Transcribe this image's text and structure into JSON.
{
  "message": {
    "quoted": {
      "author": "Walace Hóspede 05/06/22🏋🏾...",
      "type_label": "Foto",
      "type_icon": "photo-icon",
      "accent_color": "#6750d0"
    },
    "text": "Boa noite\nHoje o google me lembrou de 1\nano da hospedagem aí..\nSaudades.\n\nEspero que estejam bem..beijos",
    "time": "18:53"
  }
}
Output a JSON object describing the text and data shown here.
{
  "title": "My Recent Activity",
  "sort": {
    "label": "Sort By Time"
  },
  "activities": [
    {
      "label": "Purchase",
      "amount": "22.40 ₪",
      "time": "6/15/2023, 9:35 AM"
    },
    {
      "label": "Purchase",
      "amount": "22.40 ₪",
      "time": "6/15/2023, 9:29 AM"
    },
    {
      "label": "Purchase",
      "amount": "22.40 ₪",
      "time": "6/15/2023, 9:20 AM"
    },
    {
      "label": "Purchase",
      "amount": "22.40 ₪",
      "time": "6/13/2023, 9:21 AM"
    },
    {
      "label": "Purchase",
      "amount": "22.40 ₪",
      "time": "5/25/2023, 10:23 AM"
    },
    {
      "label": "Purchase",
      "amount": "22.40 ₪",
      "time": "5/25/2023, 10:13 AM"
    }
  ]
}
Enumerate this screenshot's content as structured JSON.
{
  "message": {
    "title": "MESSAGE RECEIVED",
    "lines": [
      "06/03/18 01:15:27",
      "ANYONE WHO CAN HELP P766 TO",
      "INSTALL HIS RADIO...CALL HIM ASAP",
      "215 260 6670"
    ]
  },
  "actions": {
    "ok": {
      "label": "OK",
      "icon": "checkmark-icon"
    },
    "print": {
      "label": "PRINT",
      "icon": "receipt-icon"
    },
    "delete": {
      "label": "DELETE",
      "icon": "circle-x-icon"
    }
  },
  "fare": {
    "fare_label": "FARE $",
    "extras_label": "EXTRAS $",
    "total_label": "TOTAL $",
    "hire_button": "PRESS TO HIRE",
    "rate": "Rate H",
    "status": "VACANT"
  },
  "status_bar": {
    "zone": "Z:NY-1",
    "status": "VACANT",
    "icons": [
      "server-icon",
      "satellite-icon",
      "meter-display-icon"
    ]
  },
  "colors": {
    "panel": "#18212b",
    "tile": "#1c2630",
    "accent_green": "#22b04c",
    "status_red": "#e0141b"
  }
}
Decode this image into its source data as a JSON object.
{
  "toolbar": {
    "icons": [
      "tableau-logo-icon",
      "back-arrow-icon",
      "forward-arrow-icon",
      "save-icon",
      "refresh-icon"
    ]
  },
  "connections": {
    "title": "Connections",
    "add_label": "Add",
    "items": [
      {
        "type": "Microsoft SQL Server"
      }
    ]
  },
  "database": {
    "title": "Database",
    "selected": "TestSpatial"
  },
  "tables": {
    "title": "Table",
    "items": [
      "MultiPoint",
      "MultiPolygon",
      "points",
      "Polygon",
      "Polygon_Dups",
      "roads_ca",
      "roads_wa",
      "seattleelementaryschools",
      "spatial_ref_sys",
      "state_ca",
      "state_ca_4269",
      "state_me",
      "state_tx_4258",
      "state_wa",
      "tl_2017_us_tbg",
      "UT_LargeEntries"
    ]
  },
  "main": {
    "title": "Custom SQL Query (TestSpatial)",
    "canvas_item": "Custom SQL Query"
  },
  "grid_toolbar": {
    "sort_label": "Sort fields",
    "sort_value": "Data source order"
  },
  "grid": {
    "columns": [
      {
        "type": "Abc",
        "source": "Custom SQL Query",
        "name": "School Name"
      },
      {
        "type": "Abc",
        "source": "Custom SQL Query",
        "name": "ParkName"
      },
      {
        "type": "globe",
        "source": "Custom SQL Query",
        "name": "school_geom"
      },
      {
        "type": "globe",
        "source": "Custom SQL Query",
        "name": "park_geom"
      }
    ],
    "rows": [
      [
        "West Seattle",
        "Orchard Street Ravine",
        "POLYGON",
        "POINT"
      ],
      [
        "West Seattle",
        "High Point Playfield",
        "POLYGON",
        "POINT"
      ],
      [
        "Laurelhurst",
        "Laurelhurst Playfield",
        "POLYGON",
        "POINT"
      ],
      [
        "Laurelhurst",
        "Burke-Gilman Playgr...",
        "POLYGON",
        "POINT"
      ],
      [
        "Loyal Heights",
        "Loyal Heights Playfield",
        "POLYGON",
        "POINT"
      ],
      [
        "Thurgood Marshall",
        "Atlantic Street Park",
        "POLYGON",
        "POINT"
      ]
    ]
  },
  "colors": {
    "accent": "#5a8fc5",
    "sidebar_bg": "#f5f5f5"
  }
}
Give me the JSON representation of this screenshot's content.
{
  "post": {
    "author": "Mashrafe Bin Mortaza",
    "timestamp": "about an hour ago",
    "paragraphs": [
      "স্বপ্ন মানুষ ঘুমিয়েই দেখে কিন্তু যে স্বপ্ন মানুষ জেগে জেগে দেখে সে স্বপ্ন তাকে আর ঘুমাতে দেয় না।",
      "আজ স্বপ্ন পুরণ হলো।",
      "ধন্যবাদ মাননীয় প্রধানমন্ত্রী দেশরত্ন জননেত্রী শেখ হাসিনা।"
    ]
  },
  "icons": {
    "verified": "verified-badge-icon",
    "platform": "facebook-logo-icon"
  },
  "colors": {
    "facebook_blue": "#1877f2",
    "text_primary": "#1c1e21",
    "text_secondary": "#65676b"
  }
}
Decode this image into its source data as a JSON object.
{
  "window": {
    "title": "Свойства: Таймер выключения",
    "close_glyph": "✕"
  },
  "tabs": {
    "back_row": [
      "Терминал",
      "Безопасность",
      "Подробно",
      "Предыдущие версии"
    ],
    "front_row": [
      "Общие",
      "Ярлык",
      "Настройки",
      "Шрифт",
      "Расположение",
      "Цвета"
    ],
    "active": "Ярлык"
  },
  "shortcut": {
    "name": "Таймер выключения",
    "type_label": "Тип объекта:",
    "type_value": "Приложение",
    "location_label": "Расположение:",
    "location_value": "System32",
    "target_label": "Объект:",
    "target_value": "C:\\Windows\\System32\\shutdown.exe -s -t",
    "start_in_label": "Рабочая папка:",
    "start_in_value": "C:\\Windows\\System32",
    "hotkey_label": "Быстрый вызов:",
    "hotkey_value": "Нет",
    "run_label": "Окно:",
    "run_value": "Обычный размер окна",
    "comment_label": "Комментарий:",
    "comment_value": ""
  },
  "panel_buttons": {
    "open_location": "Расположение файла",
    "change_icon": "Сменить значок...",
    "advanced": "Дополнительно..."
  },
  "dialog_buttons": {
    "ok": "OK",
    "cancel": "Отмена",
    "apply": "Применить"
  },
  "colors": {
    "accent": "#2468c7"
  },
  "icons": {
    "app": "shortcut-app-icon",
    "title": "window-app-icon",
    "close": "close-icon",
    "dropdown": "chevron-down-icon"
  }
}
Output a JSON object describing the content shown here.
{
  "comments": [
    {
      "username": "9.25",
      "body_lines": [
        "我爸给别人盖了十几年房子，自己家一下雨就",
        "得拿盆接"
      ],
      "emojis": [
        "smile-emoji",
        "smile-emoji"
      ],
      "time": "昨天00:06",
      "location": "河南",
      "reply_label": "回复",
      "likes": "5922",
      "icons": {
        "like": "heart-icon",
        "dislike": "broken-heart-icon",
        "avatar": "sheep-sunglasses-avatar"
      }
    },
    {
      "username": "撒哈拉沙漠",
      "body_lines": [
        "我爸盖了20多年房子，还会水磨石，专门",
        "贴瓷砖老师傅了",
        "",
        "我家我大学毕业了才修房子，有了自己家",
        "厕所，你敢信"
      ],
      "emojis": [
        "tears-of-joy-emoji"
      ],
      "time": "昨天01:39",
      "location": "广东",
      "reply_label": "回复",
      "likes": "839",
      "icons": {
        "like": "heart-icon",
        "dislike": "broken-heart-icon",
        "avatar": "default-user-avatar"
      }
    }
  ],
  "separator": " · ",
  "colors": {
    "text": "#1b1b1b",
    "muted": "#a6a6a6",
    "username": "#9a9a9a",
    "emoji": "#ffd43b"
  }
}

▶ Exercise brief
Copy each line of the listing that includes "screenshot".

▶ Task answer
Enumerate this screenshot's content as structured JSON.
Give me the JSON representation of this screenshot's content.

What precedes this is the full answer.